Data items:
==============================

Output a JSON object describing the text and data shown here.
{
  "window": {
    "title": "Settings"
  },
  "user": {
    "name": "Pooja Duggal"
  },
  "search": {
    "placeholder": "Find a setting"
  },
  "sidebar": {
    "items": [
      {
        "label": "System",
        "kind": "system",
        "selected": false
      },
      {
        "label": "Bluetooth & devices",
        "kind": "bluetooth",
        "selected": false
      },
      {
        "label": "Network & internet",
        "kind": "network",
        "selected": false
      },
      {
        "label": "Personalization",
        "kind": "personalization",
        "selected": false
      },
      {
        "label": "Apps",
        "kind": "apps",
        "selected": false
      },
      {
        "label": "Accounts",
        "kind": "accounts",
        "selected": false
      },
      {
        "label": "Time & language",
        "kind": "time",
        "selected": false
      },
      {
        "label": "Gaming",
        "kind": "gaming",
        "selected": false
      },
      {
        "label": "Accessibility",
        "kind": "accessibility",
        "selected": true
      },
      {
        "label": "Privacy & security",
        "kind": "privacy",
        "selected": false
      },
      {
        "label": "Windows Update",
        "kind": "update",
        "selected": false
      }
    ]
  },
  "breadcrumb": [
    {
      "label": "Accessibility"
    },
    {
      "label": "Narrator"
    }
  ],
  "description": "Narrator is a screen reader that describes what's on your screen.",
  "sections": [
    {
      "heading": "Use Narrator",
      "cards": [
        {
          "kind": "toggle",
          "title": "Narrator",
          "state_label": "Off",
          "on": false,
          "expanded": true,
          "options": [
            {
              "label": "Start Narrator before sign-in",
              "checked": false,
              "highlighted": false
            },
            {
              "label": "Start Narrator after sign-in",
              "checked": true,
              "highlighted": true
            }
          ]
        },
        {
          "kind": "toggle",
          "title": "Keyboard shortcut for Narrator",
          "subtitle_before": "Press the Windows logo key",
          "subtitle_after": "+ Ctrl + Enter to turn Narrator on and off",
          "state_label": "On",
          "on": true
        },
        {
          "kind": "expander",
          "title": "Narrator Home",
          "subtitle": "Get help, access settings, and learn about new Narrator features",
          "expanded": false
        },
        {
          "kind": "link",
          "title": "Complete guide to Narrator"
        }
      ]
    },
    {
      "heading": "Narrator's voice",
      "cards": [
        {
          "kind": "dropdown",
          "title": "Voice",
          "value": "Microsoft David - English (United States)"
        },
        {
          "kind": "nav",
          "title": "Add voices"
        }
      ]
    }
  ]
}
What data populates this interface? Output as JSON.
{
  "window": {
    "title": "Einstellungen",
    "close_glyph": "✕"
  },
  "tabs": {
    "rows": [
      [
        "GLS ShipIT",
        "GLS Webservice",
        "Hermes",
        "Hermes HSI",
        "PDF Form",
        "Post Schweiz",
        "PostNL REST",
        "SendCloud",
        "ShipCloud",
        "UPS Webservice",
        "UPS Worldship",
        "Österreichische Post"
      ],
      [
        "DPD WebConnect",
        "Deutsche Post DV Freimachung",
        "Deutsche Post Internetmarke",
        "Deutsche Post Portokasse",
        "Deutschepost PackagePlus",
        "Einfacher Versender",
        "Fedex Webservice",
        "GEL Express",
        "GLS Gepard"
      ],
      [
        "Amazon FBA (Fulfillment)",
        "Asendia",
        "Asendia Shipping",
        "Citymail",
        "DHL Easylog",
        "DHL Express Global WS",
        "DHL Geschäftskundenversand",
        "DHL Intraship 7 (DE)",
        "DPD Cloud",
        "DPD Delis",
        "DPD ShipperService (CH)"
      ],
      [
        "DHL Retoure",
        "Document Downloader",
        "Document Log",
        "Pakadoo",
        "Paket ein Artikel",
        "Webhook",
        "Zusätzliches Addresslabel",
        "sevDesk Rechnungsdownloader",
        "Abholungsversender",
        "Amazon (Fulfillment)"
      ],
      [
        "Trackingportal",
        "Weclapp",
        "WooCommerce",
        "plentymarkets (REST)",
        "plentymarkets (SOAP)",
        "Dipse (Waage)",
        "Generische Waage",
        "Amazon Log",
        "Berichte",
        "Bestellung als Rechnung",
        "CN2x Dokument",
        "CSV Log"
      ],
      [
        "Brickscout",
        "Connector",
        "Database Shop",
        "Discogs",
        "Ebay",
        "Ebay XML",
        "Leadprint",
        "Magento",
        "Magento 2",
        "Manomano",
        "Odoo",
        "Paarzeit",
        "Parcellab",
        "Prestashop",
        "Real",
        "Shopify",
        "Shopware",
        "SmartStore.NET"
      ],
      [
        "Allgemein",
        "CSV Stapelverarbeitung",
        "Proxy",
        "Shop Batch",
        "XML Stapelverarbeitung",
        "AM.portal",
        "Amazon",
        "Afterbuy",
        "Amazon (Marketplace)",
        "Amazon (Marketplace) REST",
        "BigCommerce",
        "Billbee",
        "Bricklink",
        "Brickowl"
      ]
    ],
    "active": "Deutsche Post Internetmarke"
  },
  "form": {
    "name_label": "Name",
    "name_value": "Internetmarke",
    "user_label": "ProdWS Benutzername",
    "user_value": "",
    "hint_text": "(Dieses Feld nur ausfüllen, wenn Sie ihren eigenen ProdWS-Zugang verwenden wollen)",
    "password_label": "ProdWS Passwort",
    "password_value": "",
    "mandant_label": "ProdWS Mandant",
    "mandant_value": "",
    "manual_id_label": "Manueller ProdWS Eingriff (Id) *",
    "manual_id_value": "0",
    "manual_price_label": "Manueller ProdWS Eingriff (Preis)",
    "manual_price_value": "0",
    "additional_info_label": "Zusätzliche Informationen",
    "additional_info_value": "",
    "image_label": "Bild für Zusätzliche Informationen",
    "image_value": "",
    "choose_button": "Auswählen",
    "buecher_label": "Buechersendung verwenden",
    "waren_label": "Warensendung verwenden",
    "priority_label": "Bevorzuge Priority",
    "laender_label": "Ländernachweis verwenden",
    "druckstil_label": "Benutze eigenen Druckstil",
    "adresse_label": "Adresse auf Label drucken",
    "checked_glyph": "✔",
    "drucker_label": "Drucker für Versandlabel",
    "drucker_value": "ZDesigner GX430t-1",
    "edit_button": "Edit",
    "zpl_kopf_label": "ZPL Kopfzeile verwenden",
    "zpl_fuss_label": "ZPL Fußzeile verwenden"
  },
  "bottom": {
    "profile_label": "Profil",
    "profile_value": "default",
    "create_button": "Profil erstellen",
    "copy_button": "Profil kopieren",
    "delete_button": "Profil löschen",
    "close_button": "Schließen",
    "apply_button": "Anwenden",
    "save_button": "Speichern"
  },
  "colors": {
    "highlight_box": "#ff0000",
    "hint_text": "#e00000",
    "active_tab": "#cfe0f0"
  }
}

==============================

(Your instructions):
Write out every line of the records exactly.

(Solution for this exercise):
Output a JSON object describing the text and data shown here.
{
  "window": {
    "title": "Settings"
  },
  "user": {
    "name": "Pooja Duggal"
  },
  "search": {
    "placeholder": "Find a setting"
  },
  "sidebar": {
    "items": [
      {
        "label": "System",
        "kind": "system",
        "selected": false
      },
      {
        "label": "Bluetooth & devices",
        "kind": "bluetooth",
        "selected": false
      },
      {
        "label": "Network & internet",
        "kind": "network",
        "selected": false
      },
      {
        "label": "Personalization",
        "kind": "personalization",
        "selected": false
      },
      {
        "label": "Apps",
        "kind": "apps",
        "selected": false
      },
      {
        "label": "Accounts",
        "kind": "accounts",
        "selected": false
      },
      {
        "label": "Time & language",
        "kind": "time",
        "selected": false
      },
      {
        "label": "Gaming",
        "kind": "gaming",
        "selected": false
      },
      {
        "label": "Accessibility",
        "kind": "accessibility",
        "selected": true
      },
      {
        "label": "Privacy & security",
        "kind": "privacy",
        "selected": false
      },
      {
        "label": "Windows Update",
        "kind": "update",
        "selected": false
      }
    ]
  },
  "breadcrumb": [
    {
      "label": "Accessibility"
    },
    {
      "label": "Narrator"
    }
  ],
  "description": "Narrator is a screen reader that describes what's on your screen.",
  "sections": [
    {
      "heading": "Use Narrator",
      "cards": [
        {
          "kind": "toggle",
          "title": "Narrator",
          "state_label": "Off",
          "on": false,
          "expanded": true,
          "options": [
            {
              "label": "Start Narrator before sign-in",
              "checked": false,
              "highlighted": false
            },
            {
              "label": "Start Narrator after sign-in",
              "checked": true,
              "highlighted": true
            }
          ]
        },
        {
          "kind": "toggle",
          "title": "Keyboard shortcut for Narrator",
          "subtitle_before": "Press the Windows logo key",
          "subtitle_after": "+ Ctrl + Enter to turn Narrator on and off",
          "state_label": "On",
          "on": true
        },
        {
          "kind": "expander",
          "title": "Narrator Home",
          "subtitle": "Get help, access settings, and learn about new Narrator features",
          "expanded": false
        },
        {
          "kind": "link",
          "title": "Complete guide to Narrator"
        }
      ]
    },
    {
      "heading": "Narrator's voice",
      "cards": [
        {
          "kind": "dropdown",
          "title": "Voice",
          "value": "Microsoft David - English (United States)"
        },
        {
          "kind": "nav",
          "title": "Add voices"
        }
      ]
    }
  ]
}
What data populates this interface? Output as JSON.
{
  "window": {
    "title": "Einstellungen",
    "close_glyph": "✕"
  },
  "tabs": {
    "rows": [
      [
        "GLS ShipIT",
        "GLS Webservice",
        "Hermes",
        "Hermes HSI",
        "PDF Form",
        "Post Schweiz",
        "PostNL REST",
        "SendCloud",
        "ShipCloud",
        "UPS Webservice",
        "UPS Worldship",
        "Österreichische Post"
      ],
      [
        "DPD WebConnect",
        "Deutsche Post DV Freimachung",
        "Deutsche Post Internetmarke",
        "Deutsche Post Portokasse",
        "Deutschepost PackagePlus",
        "Einfacher Versender",
        "Fedex Webservice",
        "GEL Express",
        "GLS Gepard"
      ],
      [
        "Amazon FBA (Fulfillment)",
        "Asendia",
        "Asendia Shipping",
        "Citymail",
        "DHL Easylog",
        "DHL Express Global WS",
        "DHL Geschäftskundenversand",
        "DHL Intraship 7 (DE)",
        "DPD Cloud",
        "DPD Delis",
        "DPD ShipperService (CH)"
      ],
      [
        "DHL Retoure",
        "Document Downloader",
        "Document Log",
        "Pakadoo",
        "Paket ein Artikel",
        "Webhook",
        "Zusätzliches Addresslabel",
        "sevDesk Rechnungsdownloader",
        "Abholungsversender",
        "Amazon (Fulfillment)"
      ],
      [
        "Trackingportal",
        "Weclapp",
        "WooCommerce",
        "plentymarkets (REST)",
        "plentymarkets (SOAP)",
        "Dipse (Waage)",
        "Generische Waage",
        "Amazon Log",
        "Berichte",
        "Bestellung als Rechnung",
        "CN2x Dokument",
        "CSV Log"
      ],
      [
        "Brickscout",
        "Connector",
        "Database Shop",
        "Discogs",
        "Ebay",
        "Ebay XML",
        "Leadprint",
        "Magento",
        "Magento 2",
        "Manomano",
        "Odoo",
        "Paarzeit",
        "Parcellab",
        "Prestashop",
        "Real",
        "Shopify",
        "Shopware",
        "SmartStore.NET"
      ],
      [
        "Allgemein",
        "CSV Stapelverarbeitung",
        "Proxy",
        "Shop Batch",
        "XML Stapelverarbeitung",
        "AM.portal",
        "Amazon",
        "Afterbuy",
        "Amazon (Marketplace)",
        "Amazon (Marketplace) REST",
        "BigCommerce",
        "Billbee",
        "Bricklink",
        "Brickowl"
      ]
    ],
    "active": "Deutsche Post Internetmarke"
  },
  "form": {
    "name_label": "Name",
    "name_value": "Internetmarke",
    "user_label": "ProdWS Benutzername",
    "user_value": "",
    "hint_text": "(Dieses Feld nur ausfüllen, wenn Sie ihren eigenen ProdWS-Zugang verwenden wollen)",
    "password_label": "ProdWS Passwort",
    "password_value": "",
    "mandant_label": "ProdWS Mandant",
    "mandant_value": "",
    "manual_id_label": "Manueller ProdWS Eingriff (Id) *",
    "manual_id_value": "0",
    "manual_price_label": "Manueller ProdWS Eingriff (Preis)",
    "manual_price_value": "0",
    "additional_info_label": "Zusätzliche Informationen",
    "additional_info_value": "",
    "image_label": "Bild für Zusätzliche Informationen",
    "image_value": "",
    "choose_button": "Auswählen",
    "buecher_label": "Buechersendung verwenden",
    "waren_label": "Warensendung verwenden",
    "priority_label": "Bevorzuge Priority",
    "laender_label": "Ländernachweis verwenden",
    "druckstil_label": "Benutze eigenen Druckstil",
    "adresse_label": "Adresse auf Label drucken",
    "checked_glyph": "✔",
    "drucker_label": "Drucker für Versandlabel",
    "drucker_value": "ZDesigner GX430t-1",
    "edit_button": "Edit",
    "zpl_kopf_label": "ZPL Kopfzeile verwenden",
    "zpl_fuss_label": "ZPL Fußzeile verwenden"
  },
  "bottom": {
    "profile_label": "Profil",
    "profile_value": "default",
    "create_button": "Profil erstellen",
    "copy_button": "Profil kopieren",
    "delete_button": "Profil löschen",
    "close_button": "Schließen",
    "apply_button": "Anwenden",
    "save_button": "Speichern"
  },
  "colors": {
    "highlight_box": "#ff0000",
    "hint_text": "#e00000",
    "active_tab": "#cfe0f0"
  }
}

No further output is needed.